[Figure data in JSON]
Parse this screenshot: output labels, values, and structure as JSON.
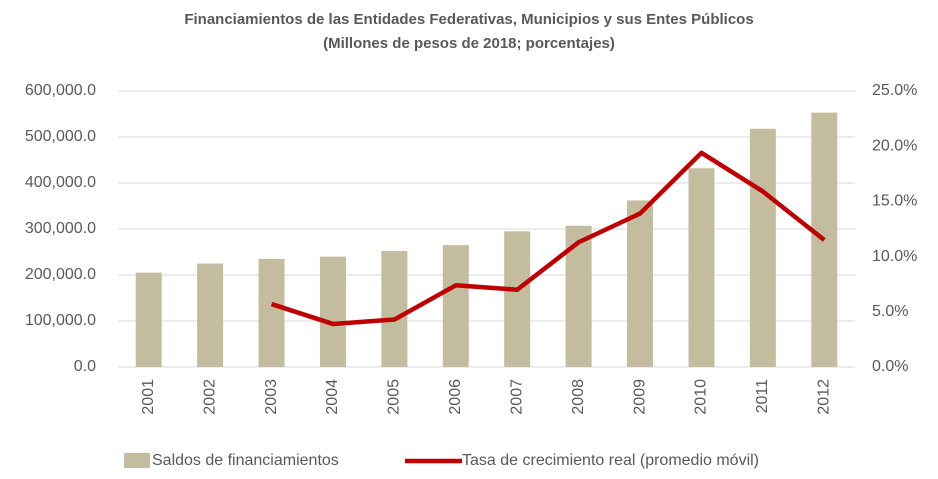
{
  "chart_data": {
    "type": "bar_line",
    "title": "Financiamientos de las Entidades Federativas, Municipios y sus Entes Públicos",
    "subtitle": "(Millones de pesos de 2018; porcentajes)",
    "categories": [
      "2001",
      "2002",
      "2003",
      "2004",
      "2005",
      "2006",
      "2007",
      "2008",
      "2009",
      "2010",
      "2011",
      "2012"
    ],
    "series": [
      {
        "name": "Saldos de financiamientos",
        "color": "#c4bc9f",
        "type": "bar",
        "values": [
          205000,
          225000,
          235000,
          240000,
          252000,
          265000,
          295000,
          307000,
          362000,
          432000,
          518000,
          553000
        ]
      },
      {
        "name": "Tasa de crecimiento real (promedio móvil)",
        "color": "#c00000",
        "type": "line",
        "axis": "y2",
        "values": [
          null,
          null,
          5.7,
          3.9,
          4.3,
          7.4,
          7.0,
          11.3,
          13.9,
          19.4,
          15.9,
          11.5
        ]
      }
    ],
    "ylim": [
      0,
      600000
    ],
    "yticks": [
      {
        "value": 0,
        "label": "0.0"
      },
      {
        "value": 100000,
        "label": "100,000.0"
      },
      {
        "value": 200000,
        "label": "200,000.0"
      },
      {
        "value": 300000,
        "label": "300,000.0"
      },
      {
        "value": 400000,
        "label": "400,000.0"
      },
      {
        "value": 500000,
        "label": "500,000.0"
      },
      {
        "value": 600000,
        "label": "600,000.0"
      }
    ],
    "y2lim": [
      0,
      25
    ],
    "y2ticks": [
      {
        "value": 0,
        "label": "0.0%"
      },
      {
        "value": 5,
        "label": "5.0%"
      },
      {
        "value": 10,
        "label": "10.0%"
      },
      {
        "value": 15,
        "label": "15.0%"
      },
      {
        "value": 20,
        "label": "20.0%"
      },
      {
        "value": 25,
        "label": "25.0%"
      }
    ],
    "grid": true,
    "legend": "bottom"
  }
}
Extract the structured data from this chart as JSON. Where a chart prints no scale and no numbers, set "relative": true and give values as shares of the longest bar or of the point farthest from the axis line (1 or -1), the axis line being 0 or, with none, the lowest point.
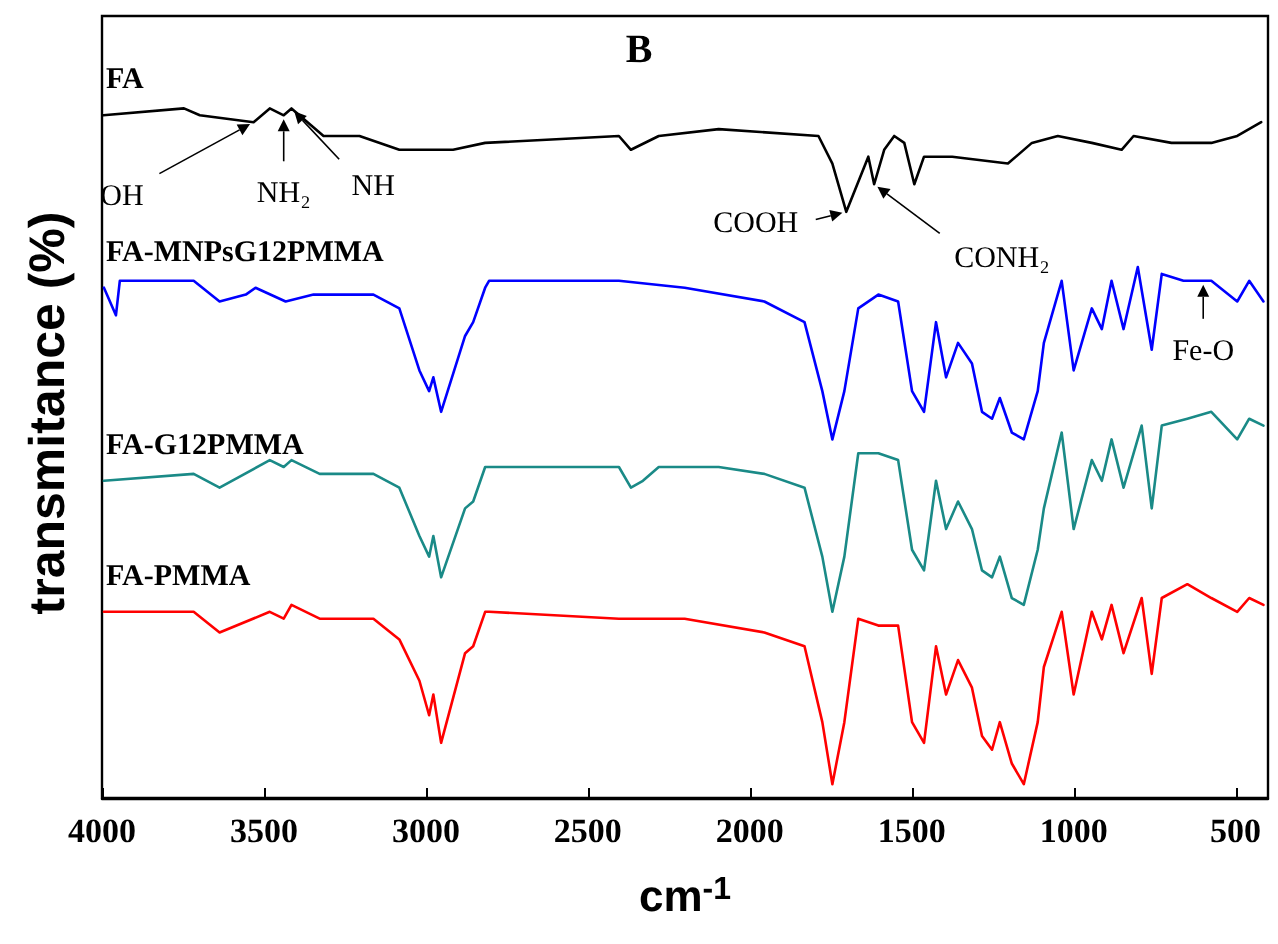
{
  "chart_data": {
    "type": "line",
    "title": "B",
    "xlabel": "cm$^{-1}$",
    "ylabel": "transmitance (%)",
    "relative": true,
    "xlim": [
      4000,
      400
    ],
    "xticks": [
      4000,
      3500,
      3000,
      2500,
      2000,
      1500,
      1000,
      500
    ],
    "grid": false,
    "legend": false,
    "marker": "none",
    "line_style": "solid",
    "series": [
      {
        "name": "FA",
        "color": "#000000",
        "x": [
          3996,
          3747,
          3698,
          3532,
          3482,
          3439,
          3415,
          3316,
          3205,
          3082,
          2916,
          2817,
          2404,
          2367,
          2281,
          2096,
          1788,
          1745,
          1702,
          1634,
          1616,
          1585,
          1554,
          1523,
          1492,
          1462,
          1375,
          1203,
          1129,
          1049,
          944,
          852,
          815,
          698,
          575,
          495,
          421
        ],
        "values": [
          0.99,
          1.0,
          0.99,
          0.98,
          1.0,
          0.99,
          1.0,
          0.96,
          0.96,
          0.94,
          0.94,
          0.95,
          0.96,
          0.94,
          0.96,
          0.97,
          0.96,
          0.92,
          0.85,
          0.93,
          0.89,
          0.94,
          0.96,
          0.95,
          0.89,
          0.93,
          0.93,
          0.92,
          0.95,
          0.96,
          0.95,
          0.94,
          0.96,
          0.95,
          0.95,
          0.96,
          0.98
        ]
      },
      {
        "name": "FA-MNPsG12PMMA",
        "color": "#0000ff",
        "x": [
          3994,
          3957,
          3945,
          3717,
          3637,
          3556,
          3526,
          3433,
          3347,
          3162,
          3082,
          3020,
          2990,
          2977,
          2953,
          2879,
          2854,
          2817,
          2805,
          2404,
          2201,
          1955,
          1831,
          1776,
          1745,
          1708,
          1665,
          1603,
          1542,
          1499,
          1462,
          1425,
          1394,
          1357,
          1314,
          1283,
          1252,
          1228,
          1191,
          1154,
          1111,
          1092,
          1037,
          1000,
          944,
          913,
          883,
          846,
          802,
          759,
          728,
          661,
          575,
          495,
          458,
          414
        ],
        "values": [
          0.74,
          0.7,
          0.75,
          0.75,
          0.72,
          0.73,
          0.74,
          0.72,
          0.73,
          0.73,
          0.71,
          0.62,
          0.59,
          0.61,
          0.56,
          0.67,
          0.69,
          0.74,
          0.75,
          0.75,
          0.74,
          0.72,
          0.69,
          0.59,
          0.52,
          0.59,
          0.71,
          0.73,
          0.72,
          0.59,
          0.56,
          0.69,
          0.61,
          0.66,
          0.63,
          0.56,
          0.55,
          0.58,
          0.53,
          0.52,
          0.59,
          0.66,
          0.75,
          0.62,
          0.71,
          0.68,
          0.75,
          0.68,
          0.77,
          0.65,
          0.76,
          0.75,
          0.75,
          0.72,
          0.75,
          0.72
        ]
      },
      {
        "name": "FA-G12PMMA",
        "color": "#1a8a87",
        "x": [
          3994,
          3717,
          3637,
          3482,
          3439,
          3415,
          3328,
          3162,
          3082,
          3020,
          2990,
          2977,
          2953,
          2879,
          2854,
          2817,
          2404,
          2367,
          2330,
          2281,
          2096,
          1955,
          1831,
          1776,
          1745,
          1708,
          1665,
          1603,
          1542,
          1499,
          1462,
          1425,
          1394,
          1357,
          1314,
          1283,
          1252,
          1228,
          1191,
          1154,
          1111,
          1092,
          1037,
          1000,
          944,
          913,
          883,
          846,
          790,
          759,
          728,
          649,
          575,
          495,
          458,
          414
        ],
        "values": [
          0.46,
          0.47,
          0.45,
          0.49,
          0.48,
          0.49,
          0.47,
          0.47,
          0.45,
          0.38,
          0.35,
          0.38,
          0.32,
          0.42,
          0.43,
          0.48,
          0.48,
          0.45,
          0.46,
          0.48,
          0.48,
          0.47,
          0.45,
          0.35,
          0.27,
          0.35,
          0.5,
          0.5,
          0.49,
          0.36,
          0.33,
          0.46,
          0.39,
          0.43,
          0.39,
          0.33,
          0.32,
          0.35,
          0.29,
          0.28,
          0.36,
          0.42,
          0.53,
          0.39,
          0.49,
          0.46,
          0.52,
          0.45,
          0.54,
          0.42,
          0.54,
          0.55,
          0.56,
          0.52,
          0.55,
          0.54
        ]
      },
      {
        "name": "FA-PMMA",
        "color": "#ff0000",
        "x": [
          3994,
          3717,
          3637,
          3482,
          3439,
          3415,
          3328,
          3162,
          3082,
          3020,
          2990,
          2977,
          2953,
          2879,
          2854,
          2817,
          2805,
          2404,
          2201,
          1955,
          1831,
          1776,
          1745,
          1708,
          1665,
          1603,
          1542,
          1499,
          1462,
          1425,
          1394,
          1357,
          1314,
          1283,
          1252,
          1228,
          1191,
          1154,
          1111,
          1092,
          1037,
          1000,
          944,
          913,
          883,
          846,
          790,
          759,
          728,
          649,
          575,
          495,
          458,
          414
        ],
        "values": [
          0.27,
          0.27,
          0.24,
          0.27,
          0.26,
          0.28,
          0.26,
          0.26,
          0.23,
          0.17,
          0.12,
          0.15,
          0.08,
          0.21,
          0.22,
          0.27,
          0.27,
          0.26,
          0.26,
          0.24,
          0.22,
          0.11,
          0.02,
          0.11,
          0.26,
          0.25,
          0.25,
          0.11,
          0.08,
          0.22,
          0.15,
          0.2,
          0.16,
          0.09,
          0.07,
          0.11,
          0.05,
          0.02,
          0.11,
          0.19,
          0.27,
          0.15,
          0.27,
          0.23,
          0.28,
          0.21,
          0.29,
          0.18,
          0.29,
          0.31,
          0.29,
          0.27,
          0.29,
          0.28
        ]
      }
    ],
    "annotations": [
      {
        "text": "OH",
        "x": 3532,
        "y": 0.98
      },
      {
        "text": "NH₂",
        "x": 3439,
        "y": 0.99
      },
      {
        "text": "NH",
        "x": 3415,
        "y": 1.0
      },
      {
        "text": "COOH",
        "x": 1702,
        "y": 0.85
      },
      {
        "text": "CONH₂",
        "x": 1616,
        "y": 0.89
      },
      {
        "text": "Fe-O",
        "x": 600,
        "y": 0.75
      }
    ]
  }
}
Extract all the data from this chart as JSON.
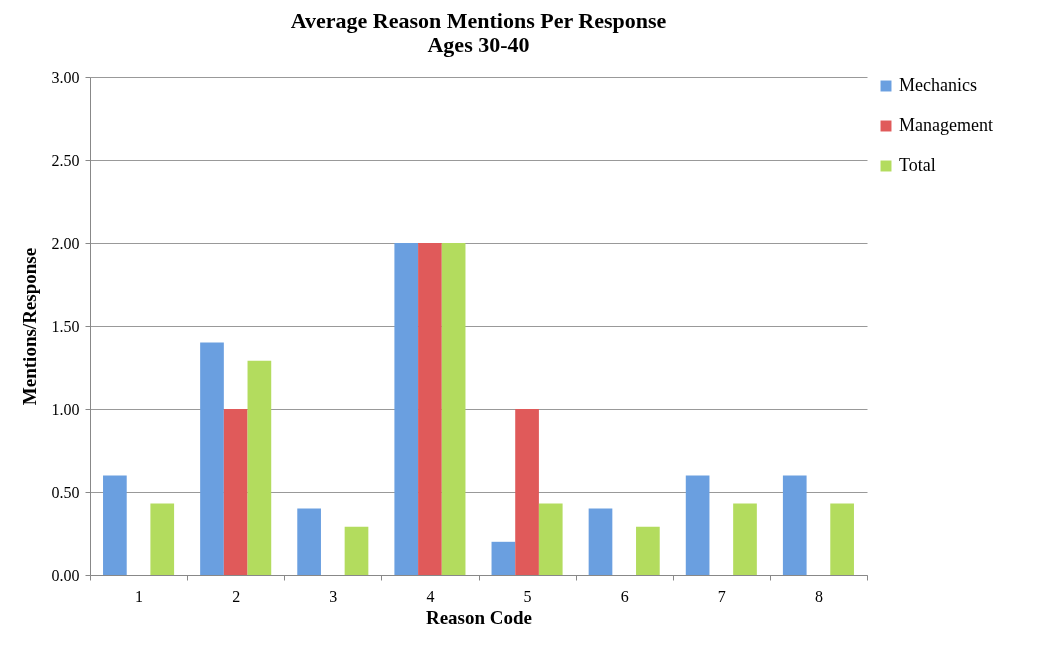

**GOAL**
Only lines with the string "type" belong in your answer; copy each one.

**EXERCISE RESPONSE**
    "type": "bar_line",
        "type": "bar",
        "type": "line",
    "type": "line",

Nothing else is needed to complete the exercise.